-- Begin DATA RECORDS --

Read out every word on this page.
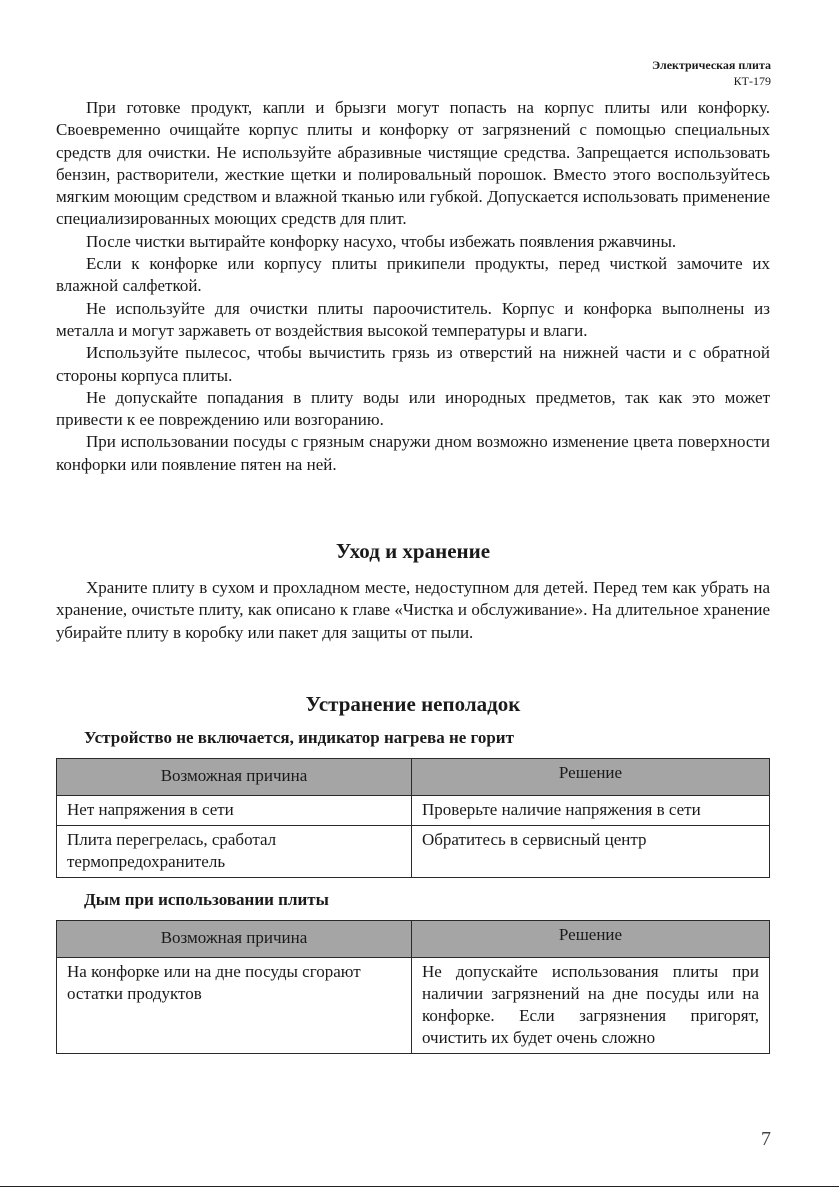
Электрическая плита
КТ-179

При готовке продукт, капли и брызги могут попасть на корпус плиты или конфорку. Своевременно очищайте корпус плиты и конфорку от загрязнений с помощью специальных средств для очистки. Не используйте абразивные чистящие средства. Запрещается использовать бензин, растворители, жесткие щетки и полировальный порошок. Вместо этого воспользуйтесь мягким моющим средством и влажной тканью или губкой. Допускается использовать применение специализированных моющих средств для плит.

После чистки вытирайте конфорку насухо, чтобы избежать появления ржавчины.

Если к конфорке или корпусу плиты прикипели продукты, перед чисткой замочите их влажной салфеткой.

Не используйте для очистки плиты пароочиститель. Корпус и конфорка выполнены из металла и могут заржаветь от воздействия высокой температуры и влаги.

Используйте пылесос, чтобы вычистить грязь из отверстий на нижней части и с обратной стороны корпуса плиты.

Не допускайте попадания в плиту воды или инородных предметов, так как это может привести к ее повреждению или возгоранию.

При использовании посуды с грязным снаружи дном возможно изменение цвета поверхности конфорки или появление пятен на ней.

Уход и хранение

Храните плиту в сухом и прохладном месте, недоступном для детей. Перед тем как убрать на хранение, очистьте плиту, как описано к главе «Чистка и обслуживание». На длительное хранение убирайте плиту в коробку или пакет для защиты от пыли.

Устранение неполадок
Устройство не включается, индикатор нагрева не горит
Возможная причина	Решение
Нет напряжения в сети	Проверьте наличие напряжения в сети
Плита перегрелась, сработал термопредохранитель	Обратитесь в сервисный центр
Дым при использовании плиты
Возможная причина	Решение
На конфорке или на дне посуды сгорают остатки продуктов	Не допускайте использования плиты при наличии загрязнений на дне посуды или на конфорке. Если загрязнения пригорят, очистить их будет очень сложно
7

-- End DATA RECORDS --

Review the preceding data and report every line that includes the string "Если".

FINAL RESULT ->
Если к конфорке или корпусу плиты прикипели продукты, перед чисткой замочите их влажной салфеткой.
На конфорке или на дне посуды сгорают остатки продуктов	Не допускайте использования плиты при наличии загрязнений на дне посуды или на конфорке. Если загрязнения пригорят, очистить их будет очень сложно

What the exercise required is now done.